CHALLENGE
Output every line exactly as written. Leave out pictures.

INPUT
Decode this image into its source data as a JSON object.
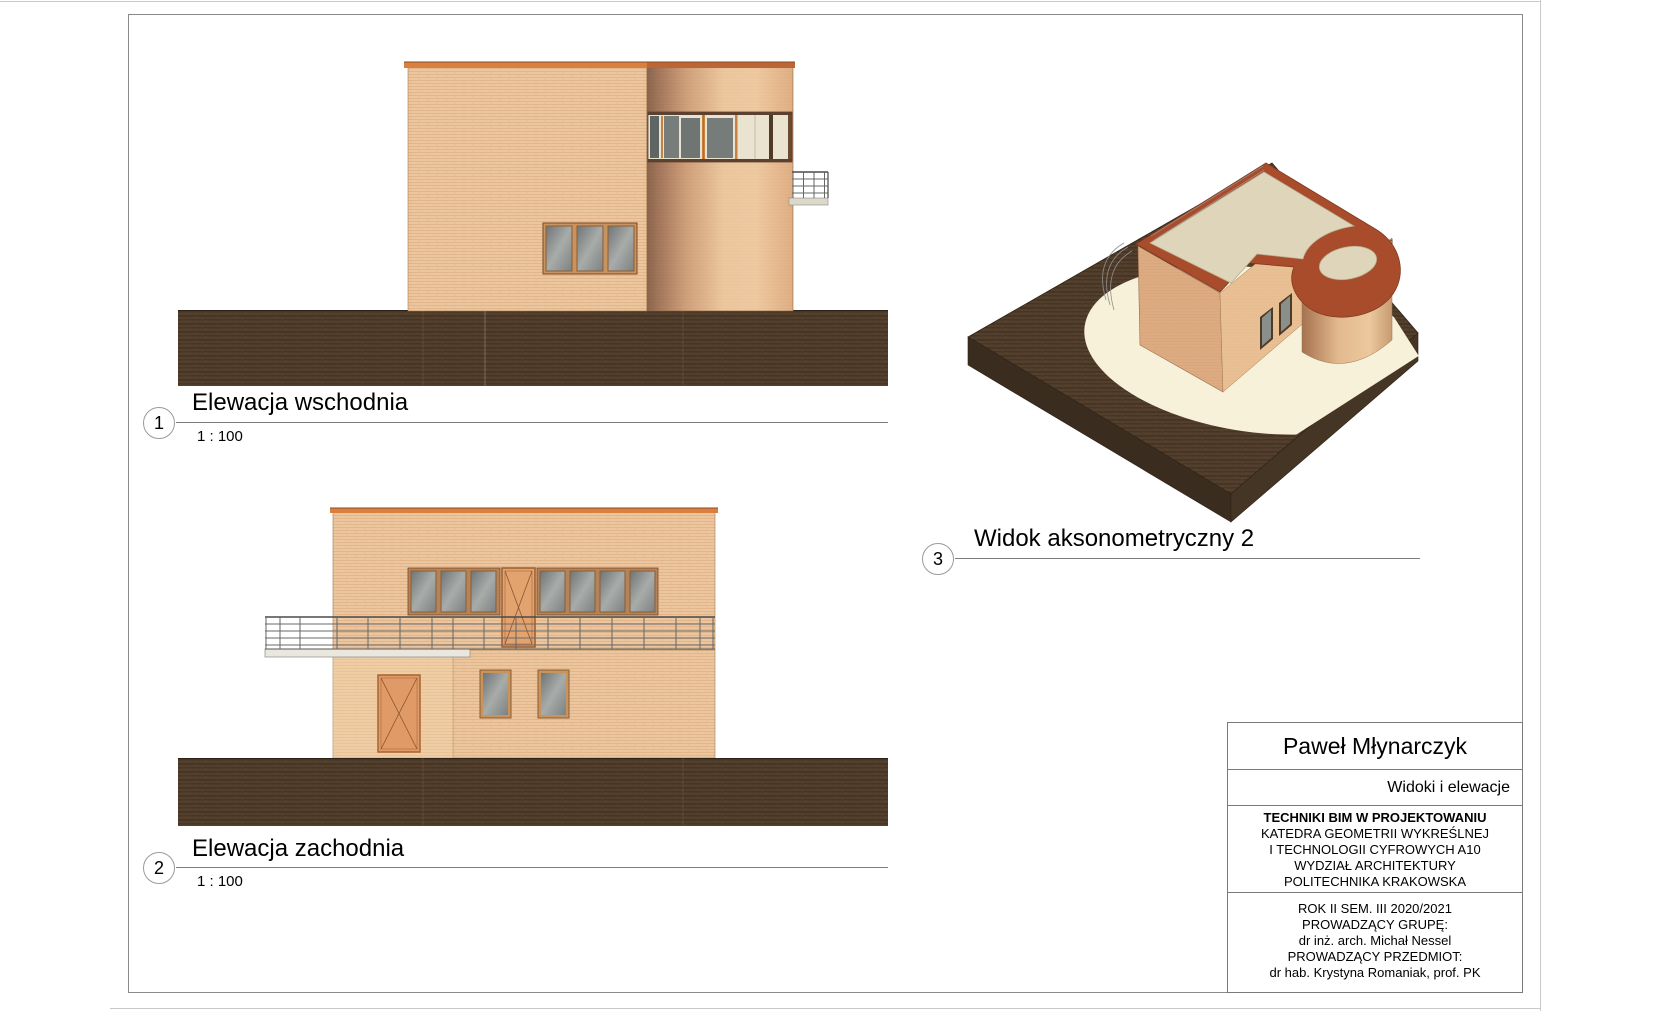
{
  "sheet": {
    "views": [
      {
        "number": "1",
        "title": "Elewacja wschodnia",
        "scale": "1 : 100"
      },
      {
        "number": "2",
        "title": "Elewacja zachodnia",
        "scale": "1 : 100"
      },
      {
        "number": "3",
        "title": "Widok aksonometryczny 2",
        "scale": ""
      }
    ],
    "title_block": {
      "author": "Paweł Młynarczyk",
      "sheet_name": "Widoki i elewacje",
      "institution_lines": [
        "TECHNIKI BIM W PROJEKTOWANIU",
        "KATEDRA GEOMETRII WYKREŚLNEJ",
        "I TECHNOLOGII CYFROWYCH A10",
        "WYDZIAŁ ARCHITEKTURY",
        "POLITECHNIKA KRAKOWSKA"
      ],
      "course_lines": [
        "ROK II SEM. III 2020/2021",
        "PROWADZĄCY GRUPĘ:",
        "dr inż. arch. Michał Nessel",
        "PROWADZĄCY PRZEDMIOT:",
        "dr hab. Krystyna Romaniak, prof. PK"
      ]
    },
    "colors": {
      "wall_brick": "#ecc69e",
      "coping_orange": "#d9803f",
      "coping_dark": "#a8532f",
      "ground_brown": "#4d3a28",
      "terrain_top": "#4e3b29",
      "path_cream": "#f7f1da",
      "roof_cream": "#ded5ba",
      "roof_coping_red": "#a84c2c",
      "glass_gray": "#7c8183",
      "window_wood": "#c9935f",
      "door_orange": "#e2a36e",
      "railing_gray": "#666666"
    }
  }
}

FULL RESPONSE
Decode this image into its source data as a JSON object.
{
  "sheet": {
    "views": [
      {
        "number": "1",
        "title": "Elewacja wschodnia",
        "scale": "1 : 100"
      },
      {
        "number": "2",
        "title": "Elewacja zachodnia",
        "scale": "1 : 100"
      },
      {
        "number": "3",
        "title": "Widok aksonometryczny 2",
        "scale": ""
      }
    ],
    "title_block": {
      "author": "Paweł Młynarczyk",
      "sheet_name": "Widoki i elewacje",
      "institution_lines": [
        "TECHNIKI BIM W PROJEKTOWANIU",
        "KATEDRA GEOMETRII WYKREŚLNEJ",
        "I TECHNOLOGII CYFROWYCH A10",
        "WYDZIAŁ ARCHITEKTURY",
        "POLITECHNIKA KRAKOWSKA"
      ],
      "course_lines": [
        "ROK II SEM. III 2020/2021",
        "PROWADZĄCY GRUPĘ:",
        "dr inż. arch. Michał Nessel",
        "PROWADZĄCY PRZEDMIOT:",
        "dr hab. Krystyna Romaniak, prof. PK"
      ]
    },
    "colors": {
      "wall_brick": "#ecc69e",
      "coping_orange": "#d9803f",
      "coping_dark": "#a8532f",
      "ground_brown": "#4d3a28",
      "terrain_top": "#4e3b29",
      "path_cream": "#f7f1da",
      "roof_cream": "#ded5ba",
      "roof_coping_red": "#a84c2c",
      "glass_gray": "#7c8183",
      "window_wood": "#c9935f",
      "door_orange": "#e2a36e",
      "railing_gray": "#666666"
    }
  }
}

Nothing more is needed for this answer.